* Supplied entries *
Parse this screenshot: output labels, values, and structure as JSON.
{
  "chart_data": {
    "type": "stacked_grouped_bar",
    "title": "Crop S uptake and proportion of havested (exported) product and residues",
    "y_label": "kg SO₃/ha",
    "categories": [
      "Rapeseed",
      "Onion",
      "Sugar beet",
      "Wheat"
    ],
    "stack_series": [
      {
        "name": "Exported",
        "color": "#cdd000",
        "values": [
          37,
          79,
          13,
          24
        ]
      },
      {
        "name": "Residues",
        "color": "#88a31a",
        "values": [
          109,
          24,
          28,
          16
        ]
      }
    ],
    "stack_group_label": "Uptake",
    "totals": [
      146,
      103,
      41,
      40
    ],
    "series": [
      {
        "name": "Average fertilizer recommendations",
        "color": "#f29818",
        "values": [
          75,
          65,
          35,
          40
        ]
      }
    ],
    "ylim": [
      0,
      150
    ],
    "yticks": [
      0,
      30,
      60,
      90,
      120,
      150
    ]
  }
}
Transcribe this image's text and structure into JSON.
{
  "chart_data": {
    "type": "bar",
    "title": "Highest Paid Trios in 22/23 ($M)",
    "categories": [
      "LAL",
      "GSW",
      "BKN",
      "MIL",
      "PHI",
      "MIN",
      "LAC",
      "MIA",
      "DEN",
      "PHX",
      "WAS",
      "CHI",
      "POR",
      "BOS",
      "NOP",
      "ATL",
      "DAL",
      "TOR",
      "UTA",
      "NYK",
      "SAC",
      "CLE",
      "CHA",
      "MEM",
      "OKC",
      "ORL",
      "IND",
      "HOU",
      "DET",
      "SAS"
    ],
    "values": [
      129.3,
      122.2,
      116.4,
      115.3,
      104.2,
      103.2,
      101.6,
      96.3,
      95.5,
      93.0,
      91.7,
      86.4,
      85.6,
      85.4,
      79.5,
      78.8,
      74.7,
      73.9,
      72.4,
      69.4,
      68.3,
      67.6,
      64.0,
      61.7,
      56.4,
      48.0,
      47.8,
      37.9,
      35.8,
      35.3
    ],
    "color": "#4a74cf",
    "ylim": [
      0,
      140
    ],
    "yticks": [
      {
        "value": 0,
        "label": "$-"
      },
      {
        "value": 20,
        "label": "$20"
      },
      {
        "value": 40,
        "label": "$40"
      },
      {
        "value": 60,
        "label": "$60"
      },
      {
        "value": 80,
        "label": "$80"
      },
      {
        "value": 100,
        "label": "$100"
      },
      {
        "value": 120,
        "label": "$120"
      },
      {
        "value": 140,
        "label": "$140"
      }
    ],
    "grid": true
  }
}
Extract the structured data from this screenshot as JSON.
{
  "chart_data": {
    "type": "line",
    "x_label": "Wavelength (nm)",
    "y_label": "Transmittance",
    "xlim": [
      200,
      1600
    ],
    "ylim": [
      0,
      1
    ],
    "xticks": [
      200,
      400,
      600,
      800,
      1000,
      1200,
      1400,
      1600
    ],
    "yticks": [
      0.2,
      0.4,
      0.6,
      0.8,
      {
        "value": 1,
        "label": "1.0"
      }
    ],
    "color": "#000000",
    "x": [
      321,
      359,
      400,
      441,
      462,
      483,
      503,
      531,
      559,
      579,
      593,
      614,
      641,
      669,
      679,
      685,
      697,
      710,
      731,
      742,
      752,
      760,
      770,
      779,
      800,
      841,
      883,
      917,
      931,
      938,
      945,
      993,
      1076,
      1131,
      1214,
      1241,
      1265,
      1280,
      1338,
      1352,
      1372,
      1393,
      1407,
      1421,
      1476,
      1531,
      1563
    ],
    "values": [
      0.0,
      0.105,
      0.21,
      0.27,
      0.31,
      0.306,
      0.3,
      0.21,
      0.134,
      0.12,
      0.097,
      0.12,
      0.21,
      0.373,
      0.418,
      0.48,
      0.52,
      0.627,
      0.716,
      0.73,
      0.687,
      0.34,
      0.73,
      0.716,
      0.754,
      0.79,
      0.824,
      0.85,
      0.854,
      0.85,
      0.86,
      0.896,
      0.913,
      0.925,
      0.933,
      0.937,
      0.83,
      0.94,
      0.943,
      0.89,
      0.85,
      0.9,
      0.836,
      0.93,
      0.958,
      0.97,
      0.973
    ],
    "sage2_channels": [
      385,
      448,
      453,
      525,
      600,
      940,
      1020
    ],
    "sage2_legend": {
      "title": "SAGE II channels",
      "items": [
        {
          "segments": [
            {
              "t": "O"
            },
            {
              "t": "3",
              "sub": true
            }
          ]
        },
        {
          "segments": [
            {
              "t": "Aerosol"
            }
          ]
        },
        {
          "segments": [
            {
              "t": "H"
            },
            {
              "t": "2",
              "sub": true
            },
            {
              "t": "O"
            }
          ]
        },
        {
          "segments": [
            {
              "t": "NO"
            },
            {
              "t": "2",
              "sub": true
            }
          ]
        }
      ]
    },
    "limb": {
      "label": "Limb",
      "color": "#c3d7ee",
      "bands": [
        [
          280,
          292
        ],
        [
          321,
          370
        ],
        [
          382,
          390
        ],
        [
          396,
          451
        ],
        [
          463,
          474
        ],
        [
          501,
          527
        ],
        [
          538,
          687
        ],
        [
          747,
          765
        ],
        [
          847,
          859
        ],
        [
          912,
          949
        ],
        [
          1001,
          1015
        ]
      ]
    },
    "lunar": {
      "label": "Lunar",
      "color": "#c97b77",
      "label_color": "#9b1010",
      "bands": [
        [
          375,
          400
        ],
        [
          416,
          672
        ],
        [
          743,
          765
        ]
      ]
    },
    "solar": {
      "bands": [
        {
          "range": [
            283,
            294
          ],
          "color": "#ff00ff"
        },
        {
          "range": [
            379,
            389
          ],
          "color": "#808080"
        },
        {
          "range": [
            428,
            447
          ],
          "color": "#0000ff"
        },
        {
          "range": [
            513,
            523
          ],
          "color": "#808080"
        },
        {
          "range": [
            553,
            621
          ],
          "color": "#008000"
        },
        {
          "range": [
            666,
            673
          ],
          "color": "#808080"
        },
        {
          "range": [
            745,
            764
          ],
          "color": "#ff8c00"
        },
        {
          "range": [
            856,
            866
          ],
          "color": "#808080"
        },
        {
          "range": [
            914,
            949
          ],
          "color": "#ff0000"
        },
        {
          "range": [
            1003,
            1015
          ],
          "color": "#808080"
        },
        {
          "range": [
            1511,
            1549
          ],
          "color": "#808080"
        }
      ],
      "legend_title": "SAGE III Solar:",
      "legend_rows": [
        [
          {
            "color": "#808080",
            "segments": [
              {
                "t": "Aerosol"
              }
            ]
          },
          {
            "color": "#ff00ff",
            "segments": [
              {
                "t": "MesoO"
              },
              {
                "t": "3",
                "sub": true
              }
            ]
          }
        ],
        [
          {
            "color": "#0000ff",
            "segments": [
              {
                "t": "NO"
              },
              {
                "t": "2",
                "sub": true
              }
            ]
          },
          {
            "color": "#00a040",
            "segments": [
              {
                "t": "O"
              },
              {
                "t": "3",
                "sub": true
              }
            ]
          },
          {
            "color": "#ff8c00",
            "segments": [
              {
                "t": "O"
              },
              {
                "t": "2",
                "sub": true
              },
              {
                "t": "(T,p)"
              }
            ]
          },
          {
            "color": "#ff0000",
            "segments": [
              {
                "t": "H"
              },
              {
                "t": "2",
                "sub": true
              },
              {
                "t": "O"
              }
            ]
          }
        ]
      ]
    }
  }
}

* Short exercise *
Write every entry out again exactly.

* Solution to this exercise *
Parse this screenshot: output labels, values, and structure as JSON.
{
  "chart_data": {
    "type": "stacked_grouped_bar",
    "title": "Crop S uptake and proportion of havested (exported) product and residues",
    "y_label": "kg SO₃/ha",
    "categories": [
      "Rapeseed",
      "Onion",
      "Sugar beet",
      "Wheat"
    ],
    "stack_series": [
      {
        "name": "Exported",
        "color": "#cdd000",
        "values": [
          37,
          79,
          13,
          24
        ]
      },
      {
        "name": "Residues",
        "color": "#88a31a",
        "values": [
          109,
          24,
          28,
          16
        ]
      }
    ],
    "stack_group_label": "Uptake",
    "totals": [
      146,
      103,
      41,
      40
    ],
    "series": [
      {
        "name": "Average fertilizer recommendations",
        "color": "#f29818",
        "values": [
          75,
          65,
          35,
          40
        ]
      }
    ],
    "ylim": [
      0,
      150
    ],
    "yticks": [
      0,
      30,
      60,
      90,
      120,
      150
    ]
  }
}
Transcribe this image's text and structure into JSON.
{
  "chart_data": {
    "type": "bar",
    "title": "Highest Paid Trios in 22/23 ($M)",
    "categories": [
      "LAL",
      "GSW",
      "BKN",
      "MIL",
      "PHI",
      "MIN",
      "LAC",
      "MIA",
      "DEN",
      "PHX",
      "WAS",
      "CHI",
      "POR",
      "BOS",
      "NOP",
      "ATL",
      "DAL",
      "TOR",
      "UTA",
      "NYK",
      "SAC",
      "CLE",
      "CHA",
      "MEM",
      "OKC",
      "ORL",
      "IND",
      "HOU",
      "DET",
      "SAS"
    ],
    "values": [
      129.3,
      122.2,
      116.4,
      115.3,
      104.2,
      103.2,
      101.6,
      96.3,
      95.5,
      93.0,
      91.7,
      86.4,
      85.6,
      85.4,
      79.5,
      78.8,
      74.7,
      73.9,
      72.4,
      69.4,
      68.3,
      67.6,
      64.0,
      61.7,
      56.4,
      48.0,
      47.8,
      37.9,
      35.8,
      35.3
    ],
    "color": "#4a74cf",
    "ylim": [
      0,
      140
    ],
    "yticks": [
      {
        "value": 0,
        "label": "$-"
      },
      {
        "value": 20,
        "label": "$20"
      },
      {
        "value": 40,
        "label": "$40"
      },
      {
        "value": 60,
        "label": "$60"
      },
      {
        "value": 80,
        "label": "$80"
      },
      {
        "value": 100,
        "label": "$100"
      },
      {
        "value": 120,
        "label": "$120"
      },
      {
        "value": 140,
        "label": "$140"
      }
    ],
    "grid": true
  }
}
Extract the structured data from this screenshot as JSON.
{
  "chart_data": {
    "type": "line",
    "x_label": "Wavelength (nm)",
    "y_label": "Transmittance",
    "xlim": [
      200,
      1600
    ],
    "ylim": [
      0,
      1
    ],
    "xticks": [
      200,
      400,
      600,
      800,
      1000,
      1200,
      1400,
      1600
    ],
    "yticks": [
      0.2,
      0.4,
      0.6,
      0.8,
      {
        "value": 1,
        "label": "1.0"
      }
    ],
    "color": "#000000",
    "x": [
      321,
      359,
      400,
      441,
      462,
      483,
      503,
      531,
      559,
      579,
      593,
      614,
      641,
      669,
      679,
      685,
      697,
      710,
      731,
      742,
      752,
      760,
      770,
      779,
      800,
      841,
      883,
      917,
      931,
      938,
      945,
      993,
      1076,
      1131,
      1214,
      1241,
      1265,
      1280,
      1338,
      1352,
      1372,
      1393,
      1407,
      1421,
      1476,
      1531,
      1563
    ],
    "values": [
      0.0,
      0.105,
      0.21,
      0.27,
      0.31,
      0.306,
      0.3,
      0.21,
      0.134,
      0.12,
      0.097,
      0.12,
      0.21,
      0.373,
      0.418,
      0.48,
      0.52,
      0.627,
      0.716,
      0.73,
      0.687,
      0.34,
      0.73,
      0.716,
      0.754,
      0.79,
      0.824,
      0.85,
      0.854,
      0.85,
      0.86,
      0.896,
      0.913,
      0.925,
      0.933,
      0.937,
      0.83,
      0.94,
      0.943,
      0.89,
      0.85,
      0.9,
      0.836,
      0.93,
      0.958,
      0.97,
      0.973
    ],
    "sage2_channels": [
      385,
      448,
      453,
      525,
      600,
      940,
      1020
    ],
    "sage2_legend": {
      "title": "SAGE II channels",
      "items": [
        {
          "segments": [
            {
              "t": "O"
            },
            {
              "t": "3",
              "sub": true
            }
          ]
        },
        {
          "segments": [
            {
              "t": "Aerosol"
            }
          ]
        },
        {
          "segments": [
            {
              "t": "H"
            },
            {
              "t": "2",
              "sub": true
            },
            {
              "t": "O"
            }
          ]
        },
        {
          "segments": [
            {
              "t": "NO"
            },
            {
              "t": "2",
              "sub": true
            }
          ]
        }
      ]
    },
    "limb": {
      "label": "Limb",
      "color": "#c3d7ee",
      "bands": [
        [
          280,
          292
        ],
        [
          321,
          370
        ],
        [
          382,
          390
        ],
        [
          396,
          451
        ],
        [
          463,
          474
        ],
        [
          501,
          527
        ],
        [
          538,
          687
        ],
        [
          747,
          765
        ],
        [
          847,
          859
        ],
        [
          912,
          949
        ],
        [
          1001,
          1015
        ]
      ]
    },
    "lunar": {
      "label": "Lunar",
      "color": "#c97b77",
      "label_color": "#9b1010",
      "bands": [
        [
          375,
          400
        ],
        [
          416,
          672
        ],
        [
          743,
          765
        ]
      ]
    },
    "solar": {
      "bands": [
        {
          "range": [
            283,
            294
          ],
          "color": "#ff00ff"
        },
        {
          "range": [
            379,
            389
          ],
          "color": "#808080"
        },
        {
          "range": [
            428,
            447
          ],
          "color": "#0000ff"
        },
        {
          "range": [
            513,
            523
          ],
          "color": "#808080"
        },
        {
          "range": [
            553,
            621
          ],
          "color": "#008000"
        },
        {
          "range": [
            666,
            673
          ],
          "color": "#808080"
        },
        {
          "range": [
            745,
            764
          ],
          "color": "#ff8c00"
        },
        {
          "range": [
            856,
            866
          ],
          "color": "#808080"
        },
        {
          "range": [
            914,
            949
          ],
          "color": "#ff0000"
        },
        {
          "range": [
            1003,
            1015
          ],
          "color": "#808080"
        },
        {
          "range": [
            1511,
            1549
          ],
          "color": "#808080"
        }
      ],
      "legend_title": "SAGE III Solar:",
      "legend_rows": [
        [
          {
            "color": "#808080",
            "segments": [
              {
                "t": "Aerosol"
              }
            ]
          },
          {
            "color": "#ff00ff",
            "segments": [
              {
                "t": "MesoO"
              },
              {
                "t": "3",
                "sub": true
              }
            ]
          }
        ],
        [
          {
            "color": "#0000ff",
            "segments": [
              {
                "t": "NO"
              },
              {
                "t": "2",
                "sub": true
              }
            ]
          },
          {
            "color": "#00a040",
            "segments": [
              {
                "t": "O"
              },
              {
                "t": "3",
                "sub": true
              }
            ]
          },
          {
            "color": "#ff8c00",
            "segments": [
              {
                "t": "O"
              },
              {
                "t": "2",
                "sub": true
              },
              {
                "t": "(T,p)"
              }
            ]
          },
          {
            "color": "#ff0000",
            "segments": [
              {
                "t": "H"
              },
              {
                "t": "2",
                "sub": true
              },
              {
                "t": "O"
              }
            ]
          }
        ]
      ]
    }
  }
}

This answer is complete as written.